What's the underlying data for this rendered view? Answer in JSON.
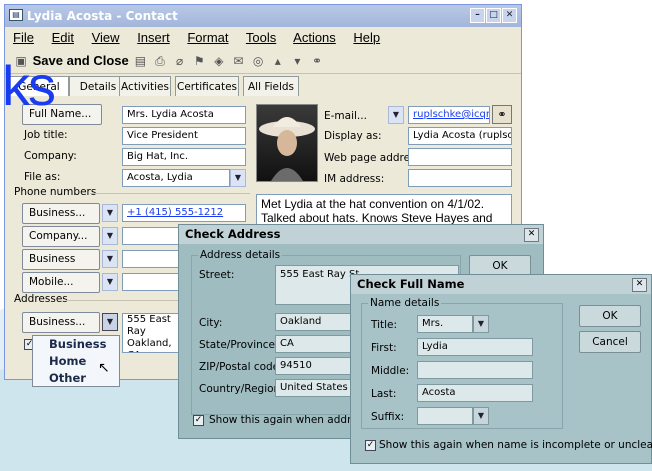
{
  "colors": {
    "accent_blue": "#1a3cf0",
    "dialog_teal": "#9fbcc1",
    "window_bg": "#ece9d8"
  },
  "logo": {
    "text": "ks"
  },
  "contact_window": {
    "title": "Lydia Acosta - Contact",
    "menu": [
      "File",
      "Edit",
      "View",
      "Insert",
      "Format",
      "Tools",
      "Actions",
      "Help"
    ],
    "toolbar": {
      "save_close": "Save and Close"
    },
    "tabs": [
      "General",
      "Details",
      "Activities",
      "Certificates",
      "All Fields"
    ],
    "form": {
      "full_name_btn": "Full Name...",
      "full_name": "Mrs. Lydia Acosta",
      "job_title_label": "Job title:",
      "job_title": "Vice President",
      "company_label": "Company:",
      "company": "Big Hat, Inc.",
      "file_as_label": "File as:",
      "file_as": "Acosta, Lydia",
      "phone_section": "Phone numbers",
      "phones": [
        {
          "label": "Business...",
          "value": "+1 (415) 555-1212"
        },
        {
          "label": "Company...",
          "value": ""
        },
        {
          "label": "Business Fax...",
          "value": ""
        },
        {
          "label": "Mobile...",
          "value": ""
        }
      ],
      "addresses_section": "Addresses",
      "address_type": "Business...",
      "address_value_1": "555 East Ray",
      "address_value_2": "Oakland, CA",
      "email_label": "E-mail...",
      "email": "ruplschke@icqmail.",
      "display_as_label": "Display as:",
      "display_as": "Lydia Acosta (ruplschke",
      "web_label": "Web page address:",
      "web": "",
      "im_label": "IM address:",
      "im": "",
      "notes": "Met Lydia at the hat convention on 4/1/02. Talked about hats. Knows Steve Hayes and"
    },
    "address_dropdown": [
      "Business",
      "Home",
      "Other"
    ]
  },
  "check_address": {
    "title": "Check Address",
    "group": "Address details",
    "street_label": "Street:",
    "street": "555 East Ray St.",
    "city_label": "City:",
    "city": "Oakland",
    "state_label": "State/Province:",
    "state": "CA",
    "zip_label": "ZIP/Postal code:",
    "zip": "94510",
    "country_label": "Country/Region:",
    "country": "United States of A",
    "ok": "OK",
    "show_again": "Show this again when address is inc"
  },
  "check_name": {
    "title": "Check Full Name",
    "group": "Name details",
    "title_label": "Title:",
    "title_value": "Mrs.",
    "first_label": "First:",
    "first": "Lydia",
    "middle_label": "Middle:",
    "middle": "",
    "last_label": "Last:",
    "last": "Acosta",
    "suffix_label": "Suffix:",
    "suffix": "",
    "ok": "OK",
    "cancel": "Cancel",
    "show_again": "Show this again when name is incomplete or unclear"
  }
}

+ + +

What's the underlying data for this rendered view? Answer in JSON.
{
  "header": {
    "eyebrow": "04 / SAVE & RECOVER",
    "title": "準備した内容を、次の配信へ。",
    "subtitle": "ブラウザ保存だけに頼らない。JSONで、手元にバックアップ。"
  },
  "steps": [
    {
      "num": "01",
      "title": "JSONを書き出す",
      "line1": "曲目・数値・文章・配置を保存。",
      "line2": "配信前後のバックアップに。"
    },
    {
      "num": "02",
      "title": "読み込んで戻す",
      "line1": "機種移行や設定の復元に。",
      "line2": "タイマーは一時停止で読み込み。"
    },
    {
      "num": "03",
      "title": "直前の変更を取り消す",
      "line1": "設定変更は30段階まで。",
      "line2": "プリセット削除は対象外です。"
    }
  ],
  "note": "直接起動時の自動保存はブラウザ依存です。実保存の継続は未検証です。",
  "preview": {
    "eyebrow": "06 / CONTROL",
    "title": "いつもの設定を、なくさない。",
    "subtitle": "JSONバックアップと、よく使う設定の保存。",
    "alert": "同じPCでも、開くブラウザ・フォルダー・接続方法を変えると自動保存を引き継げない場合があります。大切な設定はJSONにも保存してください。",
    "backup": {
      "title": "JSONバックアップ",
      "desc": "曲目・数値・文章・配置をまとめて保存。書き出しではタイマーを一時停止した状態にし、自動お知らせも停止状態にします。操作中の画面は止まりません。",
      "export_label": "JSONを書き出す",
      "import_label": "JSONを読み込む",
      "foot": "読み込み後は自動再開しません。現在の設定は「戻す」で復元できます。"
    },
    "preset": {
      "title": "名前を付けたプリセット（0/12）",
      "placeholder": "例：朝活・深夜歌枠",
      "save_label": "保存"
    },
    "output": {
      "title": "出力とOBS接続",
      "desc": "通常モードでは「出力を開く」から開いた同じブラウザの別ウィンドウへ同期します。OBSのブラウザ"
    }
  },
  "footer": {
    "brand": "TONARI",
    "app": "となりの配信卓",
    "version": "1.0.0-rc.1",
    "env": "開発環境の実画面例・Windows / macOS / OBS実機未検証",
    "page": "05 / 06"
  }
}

+ + +

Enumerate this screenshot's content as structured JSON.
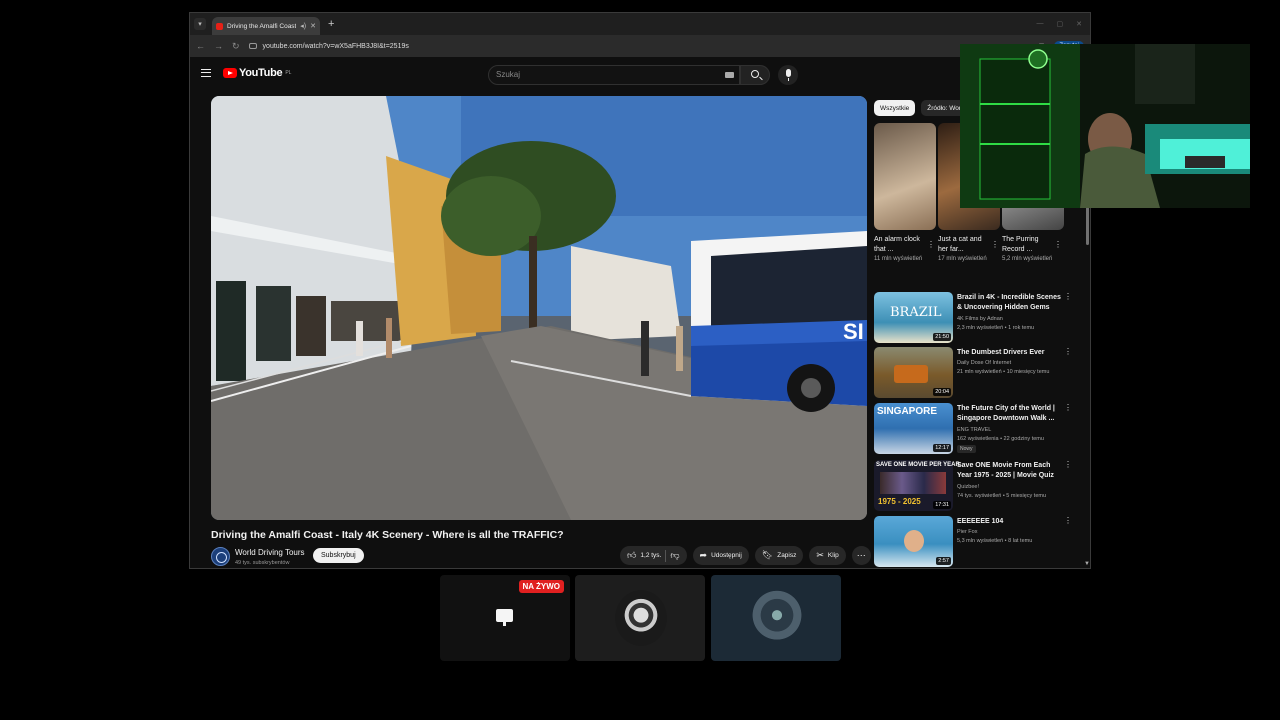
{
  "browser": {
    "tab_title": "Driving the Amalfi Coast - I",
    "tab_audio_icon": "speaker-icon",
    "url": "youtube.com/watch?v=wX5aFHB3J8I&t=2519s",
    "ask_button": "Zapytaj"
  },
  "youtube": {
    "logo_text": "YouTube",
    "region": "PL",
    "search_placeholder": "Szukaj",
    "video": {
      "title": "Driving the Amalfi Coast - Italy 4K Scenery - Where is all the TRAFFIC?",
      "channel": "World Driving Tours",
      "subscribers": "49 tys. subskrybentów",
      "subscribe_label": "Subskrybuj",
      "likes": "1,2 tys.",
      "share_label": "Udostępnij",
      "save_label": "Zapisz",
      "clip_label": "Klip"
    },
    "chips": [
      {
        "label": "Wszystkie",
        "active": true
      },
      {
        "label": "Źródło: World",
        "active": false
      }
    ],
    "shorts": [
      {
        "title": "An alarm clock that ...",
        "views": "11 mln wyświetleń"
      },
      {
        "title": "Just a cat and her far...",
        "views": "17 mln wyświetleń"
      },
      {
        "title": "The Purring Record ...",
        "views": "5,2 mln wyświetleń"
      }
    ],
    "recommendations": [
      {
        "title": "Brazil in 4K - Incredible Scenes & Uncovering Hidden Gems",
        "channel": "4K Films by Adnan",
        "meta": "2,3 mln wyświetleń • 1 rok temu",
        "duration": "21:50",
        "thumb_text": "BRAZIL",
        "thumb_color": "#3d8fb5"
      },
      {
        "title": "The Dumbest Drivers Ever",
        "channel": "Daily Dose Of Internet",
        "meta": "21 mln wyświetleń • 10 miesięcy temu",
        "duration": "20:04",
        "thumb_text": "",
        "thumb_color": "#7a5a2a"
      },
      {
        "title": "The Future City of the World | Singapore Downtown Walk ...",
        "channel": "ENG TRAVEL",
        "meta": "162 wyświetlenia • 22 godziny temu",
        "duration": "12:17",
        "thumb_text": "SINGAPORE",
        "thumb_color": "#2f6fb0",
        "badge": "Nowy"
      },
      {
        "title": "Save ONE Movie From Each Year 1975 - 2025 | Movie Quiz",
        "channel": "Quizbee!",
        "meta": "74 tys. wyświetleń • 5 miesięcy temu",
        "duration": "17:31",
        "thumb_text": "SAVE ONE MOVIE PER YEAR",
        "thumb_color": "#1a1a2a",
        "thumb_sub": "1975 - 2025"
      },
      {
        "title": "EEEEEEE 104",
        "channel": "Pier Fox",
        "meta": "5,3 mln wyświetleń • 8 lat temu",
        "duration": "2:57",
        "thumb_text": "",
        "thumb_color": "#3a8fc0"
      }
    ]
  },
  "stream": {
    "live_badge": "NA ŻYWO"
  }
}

+ + +

Exercise objective -
List every line in the records above that contains the word "page".

Complete answer -
      "web_label": "Web page address:",
    "page": "05 / 06"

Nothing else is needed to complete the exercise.